**Set problem:** Would you pull out every line of the material that contains the string "デジタル市場"?

------------

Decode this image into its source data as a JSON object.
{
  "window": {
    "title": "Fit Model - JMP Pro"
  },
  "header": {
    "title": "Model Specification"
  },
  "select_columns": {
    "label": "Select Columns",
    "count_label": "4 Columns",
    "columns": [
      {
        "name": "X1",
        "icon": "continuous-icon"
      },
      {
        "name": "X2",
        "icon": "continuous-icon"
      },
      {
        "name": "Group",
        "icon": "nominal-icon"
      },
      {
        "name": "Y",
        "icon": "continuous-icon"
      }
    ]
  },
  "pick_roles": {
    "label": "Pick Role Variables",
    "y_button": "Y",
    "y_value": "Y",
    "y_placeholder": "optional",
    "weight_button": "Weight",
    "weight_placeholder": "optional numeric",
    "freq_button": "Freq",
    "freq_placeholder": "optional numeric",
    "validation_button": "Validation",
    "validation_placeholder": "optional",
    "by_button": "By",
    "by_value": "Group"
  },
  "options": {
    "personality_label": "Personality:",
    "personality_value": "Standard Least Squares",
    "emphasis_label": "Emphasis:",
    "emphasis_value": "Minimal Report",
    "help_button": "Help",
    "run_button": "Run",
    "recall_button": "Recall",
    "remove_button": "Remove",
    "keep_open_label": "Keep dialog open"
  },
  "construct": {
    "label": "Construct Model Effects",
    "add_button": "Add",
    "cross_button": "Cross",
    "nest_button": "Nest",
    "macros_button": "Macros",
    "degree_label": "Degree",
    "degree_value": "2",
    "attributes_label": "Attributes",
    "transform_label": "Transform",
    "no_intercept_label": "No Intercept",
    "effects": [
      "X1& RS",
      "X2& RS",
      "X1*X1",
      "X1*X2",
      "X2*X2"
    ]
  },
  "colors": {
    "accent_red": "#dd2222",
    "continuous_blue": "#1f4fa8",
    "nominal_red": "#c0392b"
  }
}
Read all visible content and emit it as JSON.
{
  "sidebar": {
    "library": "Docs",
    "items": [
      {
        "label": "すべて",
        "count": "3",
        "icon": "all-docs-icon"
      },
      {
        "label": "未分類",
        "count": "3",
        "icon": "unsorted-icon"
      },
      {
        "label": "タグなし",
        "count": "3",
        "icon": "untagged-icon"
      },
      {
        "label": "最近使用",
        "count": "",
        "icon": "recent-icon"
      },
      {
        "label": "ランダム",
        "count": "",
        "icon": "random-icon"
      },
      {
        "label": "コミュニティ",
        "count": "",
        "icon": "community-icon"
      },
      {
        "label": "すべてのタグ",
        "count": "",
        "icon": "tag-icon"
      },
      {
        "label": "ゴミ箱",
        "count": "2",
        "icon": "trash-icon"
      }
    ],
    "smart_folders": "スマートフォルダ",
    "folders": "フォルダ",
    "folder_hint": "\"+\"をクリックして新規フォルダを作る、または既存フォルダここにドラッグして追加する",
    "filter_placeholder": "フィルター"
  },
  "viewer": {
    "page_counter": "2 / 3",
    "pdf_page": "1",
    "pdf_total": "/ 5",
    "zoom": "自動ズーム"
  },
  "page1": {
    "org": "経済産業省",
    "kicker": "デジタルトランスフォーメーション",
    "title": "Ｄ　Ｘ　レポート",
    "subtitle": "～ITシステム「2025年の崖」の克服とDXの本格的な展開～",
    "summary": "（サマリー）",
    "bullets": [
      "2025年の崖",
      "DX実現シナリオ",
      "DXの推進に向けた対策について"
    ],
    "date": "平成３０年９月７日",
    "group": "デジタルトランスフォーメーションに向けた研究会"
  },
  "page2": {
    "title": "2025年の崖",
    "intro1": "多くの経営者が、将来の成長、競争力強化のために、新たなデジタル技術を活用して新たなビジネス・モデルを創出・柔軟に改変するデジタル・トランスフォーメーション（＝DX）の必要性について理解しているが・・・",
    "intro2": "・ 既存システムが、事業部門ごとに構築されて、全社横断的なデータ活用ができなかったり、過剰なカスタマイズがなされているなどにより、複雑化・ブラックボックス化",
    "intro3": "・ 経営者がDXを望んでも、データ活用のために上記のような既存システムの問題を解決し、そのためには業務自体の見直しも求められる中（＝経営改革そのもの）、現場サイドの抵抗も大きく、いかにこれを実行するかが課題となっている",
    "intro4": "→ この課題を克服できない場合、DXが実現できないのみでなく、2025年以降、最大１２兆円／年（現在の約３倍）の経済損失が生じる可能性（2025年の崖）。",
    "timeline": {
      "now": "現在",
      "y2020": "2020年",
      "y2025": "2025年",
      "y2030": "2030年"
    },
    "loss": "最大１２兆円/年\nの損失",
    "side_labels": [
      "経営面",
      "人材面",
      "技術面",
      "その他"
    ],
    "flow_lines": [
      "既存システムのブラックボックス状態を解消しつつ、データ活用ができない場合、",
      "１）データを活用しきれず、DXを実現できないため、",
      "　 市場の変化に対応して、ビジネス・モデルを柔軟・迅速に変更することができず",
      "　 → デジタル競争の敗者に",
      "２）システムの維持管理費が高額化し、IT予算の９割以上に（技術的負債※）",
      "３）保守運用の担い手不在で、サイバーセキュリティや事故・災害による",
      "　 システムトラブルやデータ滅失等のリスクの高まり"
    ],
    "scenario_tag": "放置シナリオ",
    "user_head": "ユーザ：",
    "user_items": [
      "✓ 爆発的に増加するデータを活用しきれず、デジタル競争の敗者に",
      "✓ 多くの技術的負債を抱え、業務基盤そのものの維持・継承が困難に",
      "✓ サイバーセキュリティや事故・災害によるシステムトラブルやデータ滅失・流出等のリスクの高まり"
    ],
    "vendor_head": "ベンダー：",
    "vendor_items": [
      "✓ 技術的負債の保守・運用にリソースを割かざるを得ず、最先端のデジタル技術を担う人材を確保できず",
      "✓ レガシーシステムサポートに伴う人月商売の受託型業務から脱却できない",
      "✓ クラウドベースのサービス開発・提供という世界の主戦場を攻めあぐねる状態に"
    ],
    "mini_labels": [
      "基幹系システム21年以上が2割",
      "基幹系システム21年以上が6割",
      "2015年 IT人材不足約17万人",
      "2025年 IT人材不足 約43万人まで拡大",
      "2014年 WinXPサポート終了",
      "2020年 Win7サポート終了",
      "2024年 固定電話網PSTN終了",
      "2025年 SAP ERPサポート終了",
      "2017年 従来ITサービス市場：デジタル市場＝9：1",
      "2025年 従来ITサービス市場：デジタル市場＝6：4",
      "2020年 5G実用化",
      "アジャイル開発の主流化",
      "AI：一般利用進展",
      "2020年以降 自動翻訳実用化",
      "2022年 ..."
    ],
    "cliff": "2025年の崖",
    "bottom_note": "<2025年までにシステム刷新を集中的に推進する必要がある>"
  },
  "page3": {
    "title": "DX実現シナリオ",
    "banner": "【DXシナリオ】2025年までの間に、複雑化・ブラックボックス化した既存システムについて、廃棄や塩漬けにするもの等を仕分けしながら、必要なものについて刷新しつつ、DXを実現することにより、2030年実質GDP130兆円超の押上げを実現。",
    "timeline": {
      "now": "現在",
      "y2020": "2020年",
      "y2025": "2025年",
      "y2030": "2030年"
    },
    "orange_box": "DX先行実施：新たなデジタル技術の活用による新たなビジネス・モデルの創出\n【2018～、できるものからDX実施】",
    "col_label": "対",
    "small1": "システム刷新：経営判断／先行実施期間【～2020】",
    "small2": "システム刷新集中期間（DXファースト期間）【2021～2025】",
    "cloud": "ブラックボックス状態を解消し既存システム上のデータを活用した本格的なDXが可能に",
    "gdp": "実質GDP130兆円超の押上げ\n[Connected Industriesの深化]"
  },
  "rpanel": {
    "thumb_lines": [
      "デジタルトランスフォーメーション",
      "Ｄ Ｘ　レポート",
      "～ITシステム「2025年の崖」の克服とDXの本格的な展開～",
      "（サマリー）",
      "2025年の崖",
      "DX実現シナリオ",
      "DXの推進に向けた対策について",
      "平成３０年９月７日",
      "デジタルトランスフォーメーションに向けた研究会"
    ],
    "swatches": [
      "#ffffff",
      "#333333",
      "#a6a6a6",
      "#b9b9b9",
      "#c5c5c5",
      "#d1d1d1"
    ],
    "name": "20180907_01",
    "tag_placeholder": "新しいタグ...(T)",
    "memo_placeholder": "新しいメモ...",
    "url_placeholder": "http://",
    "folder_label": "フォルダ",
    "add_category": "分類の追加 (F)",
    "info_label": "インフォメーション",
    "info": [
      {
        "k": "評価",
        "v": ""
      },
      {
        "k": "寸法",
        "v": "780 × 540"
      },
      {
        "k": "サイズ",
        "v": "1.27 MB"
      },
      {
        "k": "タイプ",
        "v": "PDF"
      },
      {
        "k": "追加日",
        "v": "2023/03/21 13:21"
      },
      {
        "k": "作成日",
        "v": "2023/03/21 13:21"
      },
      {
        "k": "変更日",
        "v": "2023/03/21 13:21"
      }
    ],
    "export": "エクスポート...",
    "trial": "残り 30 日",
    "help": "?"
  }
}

------------

**Complete answer:**
      "2017年 従来ITサービス市場：デジタル市場＝9：1",
      "2025年 従来ITサービス市場：デジタル市場＝6：4",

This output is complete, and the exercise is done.